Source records
* start *

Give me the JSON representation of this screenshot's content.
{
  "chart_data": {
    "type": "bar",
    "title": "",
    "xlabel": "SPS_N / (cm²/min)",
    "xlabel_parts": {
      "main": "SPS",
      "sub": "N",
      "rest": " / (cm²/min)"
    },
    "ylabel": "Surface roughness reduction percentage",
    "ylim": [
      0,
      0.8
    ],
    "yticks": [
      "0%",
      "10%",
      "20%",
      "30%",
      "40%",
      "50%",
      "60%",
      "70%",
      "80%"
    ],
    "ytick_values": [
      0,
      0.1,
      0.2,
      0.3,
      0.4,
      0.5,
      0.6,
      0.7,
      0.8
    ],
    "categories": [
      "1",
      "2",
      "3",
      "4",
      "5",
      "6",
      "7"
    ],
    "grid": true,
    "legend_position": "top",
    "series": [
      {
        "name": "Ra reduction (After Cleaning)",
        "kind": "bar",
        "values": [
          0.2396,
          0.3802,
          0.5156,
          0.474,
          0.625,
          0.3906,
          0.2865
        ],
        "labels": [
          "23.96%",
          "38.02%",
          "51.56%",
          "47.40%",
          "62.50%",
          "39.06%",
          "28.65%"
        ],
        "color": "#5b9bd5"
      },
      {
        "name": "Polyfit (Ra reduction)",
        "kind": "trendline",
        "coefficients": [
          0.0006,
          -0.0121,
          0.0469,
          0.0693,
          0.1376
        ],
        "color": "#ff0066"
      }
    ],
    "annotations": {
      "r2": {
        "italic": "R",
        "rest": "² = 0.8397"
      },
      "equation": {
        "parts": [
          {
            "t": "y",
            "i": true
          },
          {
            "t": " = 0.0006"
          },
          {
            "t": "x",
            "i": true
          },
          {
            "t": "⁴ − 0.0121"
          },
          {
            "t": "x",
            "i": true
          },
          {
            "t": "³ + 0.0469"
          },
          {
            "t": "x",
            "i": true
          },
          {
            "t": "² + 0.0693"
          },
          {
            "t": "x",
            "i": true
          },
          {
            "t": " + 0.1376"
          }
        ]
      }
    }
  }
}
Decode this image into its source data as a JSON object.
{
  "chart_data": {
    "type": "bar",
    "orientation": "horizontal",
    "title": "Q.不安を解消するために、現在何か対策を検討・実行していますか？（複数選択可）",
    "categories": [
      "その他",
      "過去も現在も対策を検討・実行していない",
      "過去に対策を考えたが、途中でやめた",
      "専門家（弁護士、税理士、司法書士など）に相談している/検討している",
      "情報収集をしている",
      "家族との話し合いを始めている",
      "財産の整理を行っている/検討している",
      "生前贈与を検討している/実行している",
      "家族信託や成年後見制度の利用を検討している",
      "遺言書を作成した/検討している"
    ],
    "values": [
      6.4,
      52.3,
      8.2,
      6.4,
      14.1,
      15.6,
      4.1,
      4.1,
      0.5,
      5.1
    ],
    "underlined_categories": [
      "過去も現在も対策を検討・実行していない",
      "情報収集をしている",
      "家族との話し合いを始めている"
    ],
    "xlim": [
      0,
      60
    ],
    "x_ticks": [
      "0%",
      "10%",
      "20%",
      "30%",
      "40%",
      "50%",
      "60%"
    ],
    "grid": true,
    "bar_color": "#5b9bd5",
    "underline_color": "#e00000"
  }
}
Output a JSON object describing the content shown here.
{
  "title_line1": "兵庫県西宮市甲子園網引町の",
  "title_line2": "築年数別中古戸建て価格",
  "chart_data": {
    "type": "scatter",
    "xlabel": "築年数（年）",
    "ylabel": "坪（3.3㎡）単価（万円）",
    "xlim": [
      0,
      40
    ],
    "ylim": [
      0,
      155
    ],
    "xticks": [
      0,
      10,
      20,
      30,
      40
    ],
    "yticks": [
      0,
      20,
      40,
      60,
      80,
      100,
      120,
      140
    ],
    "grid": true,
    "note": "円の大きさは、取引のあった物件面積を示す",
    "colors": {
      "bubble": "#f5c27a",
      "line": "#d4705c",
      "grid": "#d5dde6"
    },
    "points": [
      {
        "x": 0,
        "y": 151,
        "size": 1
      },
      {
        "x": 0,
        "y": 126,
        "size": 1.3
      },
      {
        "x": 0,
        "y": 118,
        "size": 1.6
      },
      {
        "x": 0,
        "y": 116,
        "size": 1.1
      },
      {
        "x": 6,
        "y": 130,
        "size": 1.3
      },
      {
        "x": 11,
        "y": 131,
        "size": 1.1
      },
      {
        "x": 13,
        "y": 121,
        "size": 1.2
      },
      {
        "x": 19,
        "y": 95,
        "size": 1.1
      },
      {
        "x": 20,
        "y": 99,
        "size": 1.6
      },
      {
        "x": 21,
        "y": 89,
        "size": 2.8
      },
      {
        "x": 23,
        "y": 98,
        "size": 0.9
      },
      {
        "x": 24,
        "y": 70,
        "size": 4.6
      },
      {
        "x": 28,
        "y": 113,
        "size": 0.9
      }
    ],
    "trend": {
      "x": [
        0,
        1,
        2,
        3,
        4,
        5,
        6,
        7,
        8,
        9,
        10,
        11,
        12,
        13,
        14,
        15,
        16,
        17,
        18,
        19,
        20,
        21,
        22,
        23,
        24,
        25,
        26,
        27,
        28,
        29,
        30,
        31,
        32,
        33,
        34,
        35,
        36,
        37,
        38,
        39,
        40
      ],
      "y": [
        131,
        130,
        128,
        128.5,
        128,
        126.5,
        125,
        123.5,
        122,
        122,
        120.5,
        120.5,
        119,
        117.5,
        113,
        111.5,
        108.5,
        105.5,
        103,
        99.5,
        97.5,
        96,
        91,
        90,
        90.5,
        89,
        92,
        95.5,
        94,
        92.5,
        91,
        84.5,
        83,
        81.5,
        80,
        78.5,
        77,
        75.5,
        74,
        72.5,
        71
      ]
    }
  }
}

* end *

From the data, collect all lines where the string "JSON" appears.

Response
Give me the JSON representation of this screenshot's content.
Decode this image into its source data as a JSON object.
Output a JSON object describing the content shown here.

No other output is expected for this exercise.